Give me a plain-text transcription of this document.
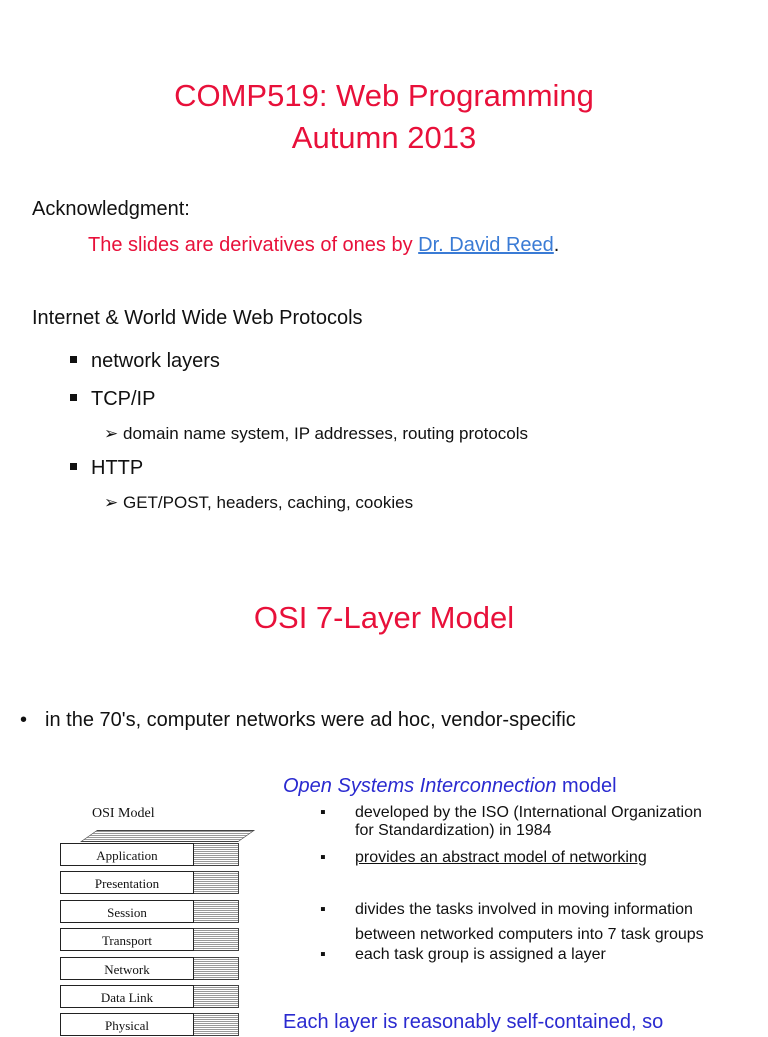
COMP519: Web Programming
Autumn 2013
Acknowledgment:
The slides are derivatives of ones by Dr. David Reed.
Internet & World Wide Web Protocols
network layers
TCP/IP
➢ domain name system, IP addresses, routing protocols
HTTP
➢ GET/POST, headers, caching, cookies
OSI 7-Layer Model
• in the 70's, computer networks were ad hoc, vendor-specific
OSI Model
Application
Presentation
Session
Transport
Network
Data Link
Physical
Open Systems Interconnection model
▪ developed by the ISO (International Organization for Standardization) in 1984
▪ provides an abstract model of networking
▪ divides the tasks involved in moving information between networked computers into 7 task groups
▪ each task group is assigned a layer
Each layer is reasonably self-contained, so
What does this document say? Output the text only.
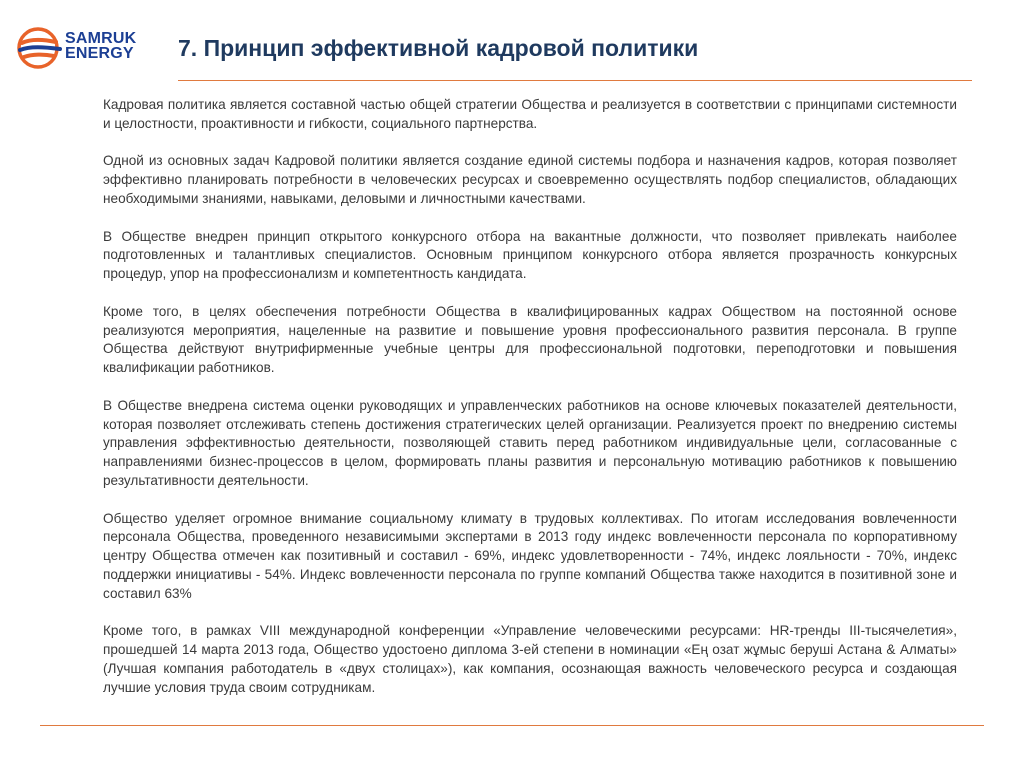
SAMRUK
ENERGY 7. Принцип эффективной кадровой политики

Кадровая политика является составной частью общей стратегии Общества и реализуется в соответствии с принципами системности и целостности, проактивности и гибкости, социального партнерства.

Одной из основных задач Кадровой политики является создание единой системы подбора и назначения кадров, которая позволяет эффективно планировать потребности в человеческих ресурсах и своевременно осуществлять подбор специалистов, обладающих необходимыми знаниями, навыками, деловыми и личностными качествами.

В Обществе внедрен принцип открытого конкурсного отбора на вакантные должности, что позволяет привлекать наиболее подготовленных и талантливых специалистов. Основным принципом конкурсного отбора является прозрачность конкурсных процедур, упор на профессионализм и компетентность кандидата.

Кроме того, в целях обеспечения потребности Общества в квалифицированных кадрах Обществом на постоянной основе реализуются мероприятия, нацеленные на развитие и повышение уровня профессионального развития персонала. В группе Общества действуют внутрифирменные учебные центры для профессиональной подготовки, переподготовки и повышения квалификации работников.

В Обществе внедрена система оценки руководящих и управленческих работников на основе ключевых показателей деятельности, которая позволяет отслеживать степень достижения стратегических целей организации. Реализуется проект по внедрению системы управления эффективностью деятельности, позволяющей ставить перед работником индивидуальные цели, согласованные с направлениями бизнес-процессов в целом, формировать планы развития и персональную мотивацию работников к повышению результативности деятельности.

Общество уделяет огромное внимание социальному климату в трудовых коллективах. По итогам исследования вовлеченности персонала Общества, проведенного независимыми экспертами в 2013 году индекс вовлеченности персонала по корпоративному центру Общества отмечен как позитивный и составил - 69%, индекс удовлетворенности - 74%, индекс лояльности - 70%, индекс поддержки инициативы - 54%. Индекс вовлеченности персонала по группе компаний Общества также находится в позитивной зоне и составил 63%

Кроме того, в рамках VIII международной конференции «Управление человеческими ресурсами: HR-тренды III-тысячелетия», прошедшей 14 марта 2013 года, Общество удостоено диплома 3-ей степени в номинации «Ең озат жұмыс беруші Астана & Алматы» (Лучшая компания работодатель в «двух столицах»), как компания, осознающая важность человеческого ресурса и создающая лучшие условия труда своим сотрудникам.
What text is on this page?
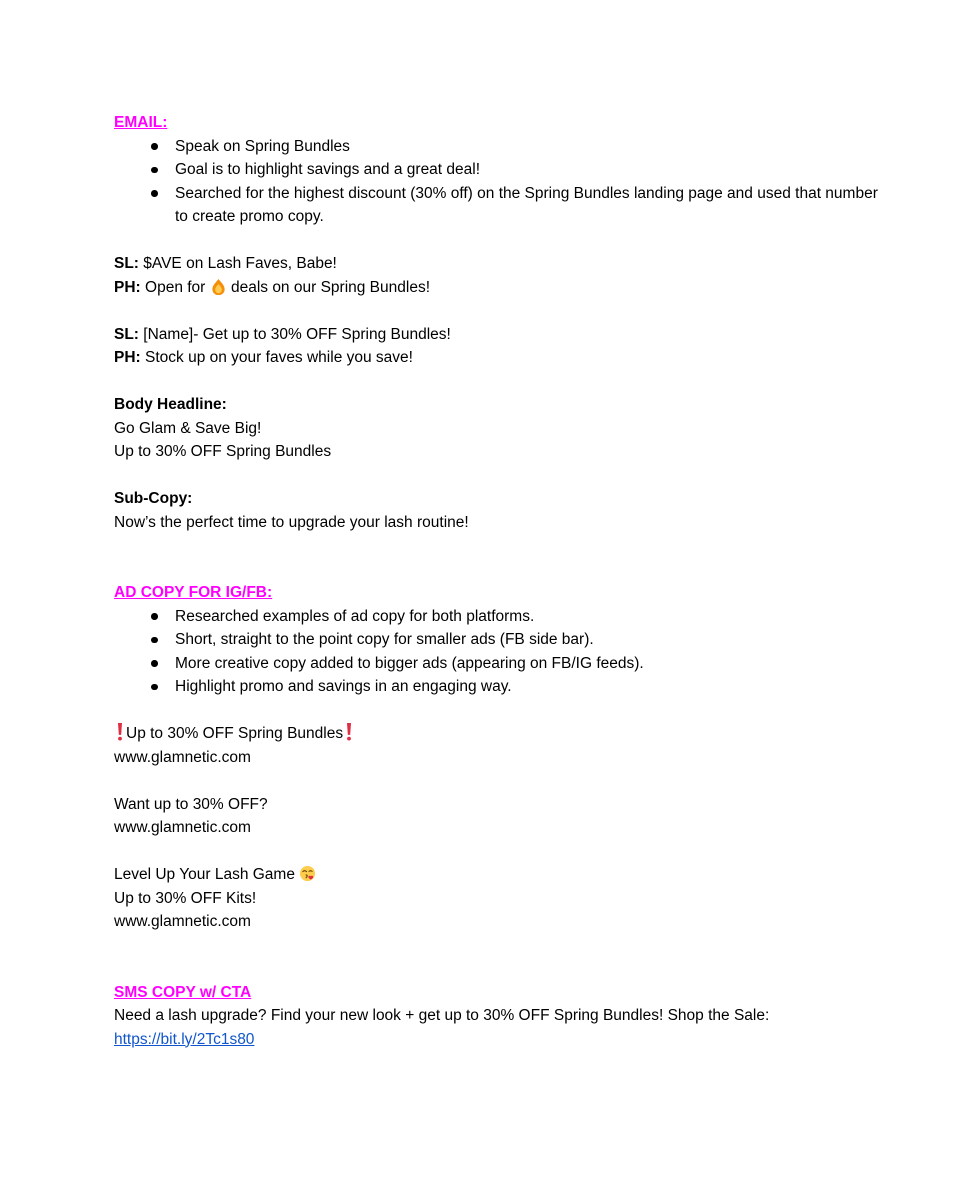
EMAIL:

Speak on Spring Bundles
Goal is to highlight savings and a great deal!
Searched for the highest discount (30% off) on the Spring Bundles landing page and used that number to create promo copy.

SL: $AVE on Lash Faves, Babe!

PH: Open for deals on our Spring Bundles!

SL: [Name]- Get up to 30% OFF Spring Bundles!

PH: Stock up on your faves while you save!

Body Headline:

Go Glam & Save Big!

Up to 30% OFF Spring Bundles

Sub-Copy:

Now’s the perfect time to upgrade your lash routine!

AD COPY FOR IG/FB:

Researched examples of ad copy for both platforms.
Short, straight to the point copy for smaller ads (FB side bar).
More creative copy added to bigger ads (appearing on FB/IG feeds).
Highlight promo and savings in an engaging way.

Up to 30% OFF Spring Bundles

www.glamnetic.com

Want up to 30% OFF?

www.glamnetic.com

Level Up Your Lash Game

Up to 30% OFF Kits!

www.glamnetic.com

SMS COPY w/ CTA

Need a lash upgrade? Find your new look + get up to 30% OFF Spring Bundles! Shop the Sale:

https://bit.ly/2Tc1s80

EXERCISE TASK: Every record above should be written out again without change, except that the pictures are left out.

WRITTEN ANSWER:
Give me a plain-text transcription of this document.
COMP519: Web Programming
Autumn 2013
Acknowledgment:
The slides are derivatives of ones by Dr. David Reed.
Internet & World Wide Web Protocols
network layers
TCP/IP
➢ domain name system, IP addresses, routing protocols
HTTP
➢ GET/POST, headers, caching, cookies
OSI 7-Layer Model
• in the 70's, computer networks were ad hoc, vendor-specific
OSI Model
Application
Presentation
Session
Transport
Network
Data Link
Physical
Open Systems Interconnection model
▪ developed by the ISO (International Organization for Standardization) in 1984
▪ provides an abstract model of networking
▪ divides the tasks involved in moving information between networked computers into 7 task groups
▪ each task group is assigned a layer
Each layer is reasonably self-contained, so
What does this document say? Output the text only.
SAMRUK
ENERGY 7. Принцип эффективной кадровой политики

Кадровая политика является составной частью общей стратегии Общества и реализуется в соответствии с принципами системности и целостности, проактивности и гибкости, социального партнерства.

Одной из основных задач Кадровой политики является создание единой системы подбора и назначения кадров, которая позволяет эффективно планировать потребности в человеческих ресурсах и своевременно осуществлять подбор специалистов, обладающих необходимыми знаниями, навыками, деловыми и личностными качествами.

В Обществе внедрен принцип открытого конкурсного отбора на вакантные должности, что позволяет привлекать наиболее подготовленных и талантливых специалистов. Основным принципом конкурсного отбора является прозрачность конкурсных процедур, упор на профессионализм и компетентность кандидата.

Кроме того, в целях обеспечения потребности Общества в квалифицированных кадрах Обществом на постоянной основе реализуются мероприятия, нацеленные на развитие и повышение уровня профессионального развития персонала. В группе Общества действуют внутрифирменные учебные центры для профессиональной подготовки, переподготовки и повышения квалификации работников.

В Обществе внедрена система оценки руководящих и управленческих работников на основе ключевых показателей деятельности, которая позволяет отслеживать степень достижения стратегических целей организации. Реализуется проект по внедрению системы управления эффективностью деятельности, позволяющей ставить перед работником индивидуальные цели, согласованные с направлениями бизнес-процессов в целом, формировать планы развития и персональную мотивацию работников к повышению результативности деятельности.

Общество уделяет огромное внимание социальному климату в трудовых коллективах. По итогам исследования вовлеченности персонала Общества, проведенного независимыми экспертами в 2013 году индекс вовлеченности персонала по корпоративному центру Общества отмечен как позитивный и составил - 69%, индекс удовлетворенности - 74%, индекс лояльности - 70%, индекс поддержки инициативы - 54%. Индекс вовлеченности персонала по группе компаний Общества также находится в позитивной зоне и составил 63%

Кроме того, в рамках VIII международной конференции «Управление человеческими ресурсами: HR-тренды III-тысячелетия», прошедшей 14 марта 2013 года, Общество удостоено диплома 3-ей степени в номинации «Ең озат жұмыс беруші Астана & Алматы» (Лучшая компания работодатель в «двух столицах»), как компания, осознающая важность человеческого ресурса и создающая лучшие условия труда своим сотрудникам.
What text is on this page?
EMAIL:

Speak on Spring Bundles
Goal is to highlight savings and a great deal!
Searched for the highest discount (30% off) on the Spring Bundles landing page and used that number to create promo copy.

SL: $AVE on Lash Faves, Babe!

PH: Open for deals on our Spring Bundles!

SL: [Name]- Get up to 30% OFF Spring Bundles!

PH: Stock up on your faves while you save!

Body Headline:

Go Glam & Save Big!

Up to 30% OFF Spring Bundles

Sub-Copy:

Now’s the perfect time to upgrade your lash routine!

AD COPY FOR IG/FB:

Researched examples of ad copy for both platforms.
Short, straight to the point copy for smaller ads (FB side bar).
More creative copy added to bigger ads (appearing on FB/IG feeds).
Highlight promo and savings in an engaging way.

Up to 30% OFF Spring Bundles

www.glamnetic.com

Want up to 30% OFF?

www.glamnetic.com

Level Up Your Lash Game

Up to 30% OFF Kits!

www.glamnetic.com

SMS COPY w/ CTA

Need a lash upgrade? Find your new look + get up to 30% OFF Spring Bundles! Shop the Sale:

https://bit.ly/2Tc1s80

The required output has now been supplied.